— SHORT TASK —
Print all of the data exactly as written.

— SUPPLIED RECORDS —
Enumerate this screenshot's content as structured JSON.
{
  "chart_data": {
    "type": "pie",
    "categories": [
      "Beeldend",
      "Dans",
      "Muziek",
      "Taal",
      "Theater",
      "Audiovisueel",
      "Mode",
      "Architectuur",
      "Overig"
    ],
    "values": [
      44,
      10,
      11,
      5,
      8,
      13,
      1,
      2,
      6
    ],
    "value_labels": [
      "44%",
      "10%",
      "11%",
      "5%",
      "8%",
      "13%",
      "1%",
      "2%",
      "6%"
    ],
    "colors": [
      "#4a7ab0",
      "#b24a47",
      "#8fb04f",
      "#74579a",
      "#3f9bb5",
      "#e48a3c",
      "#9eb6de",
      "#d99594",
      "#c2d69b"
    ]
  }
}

— TASK SOLUTION —
Enumerate this screenshot's content as structured JSON.
{
  "chart_data": {
    "type": "pie",
    "categories": [
      "Beeldend",
      "Dans",
      "Muziek",
      "Taal",
      "Theater",
      "Audiovisueel",
      "Mode",
      "Architectuur",
      "Overig"
    ],
    "values": [
      44,
      10,
      11,
      5,
      8,
      13,
      1,
      2,
      6
    ],
    "value_labels": [
      "44%",
      "10%",
      "11%",
      "5%",
      "8%",
      "13%",
      "1%",
      "2%",
      "6%"
    ],
    "colors": [
      "#4a7ab0",
      "#b24a47",
      "#8fb04f",
      "#74579a",
      "#3f9bb5",
      "#e48a3c",
      "#9eb6de",
      "#d99594",
      "#c2d69b"
    ]
  }
}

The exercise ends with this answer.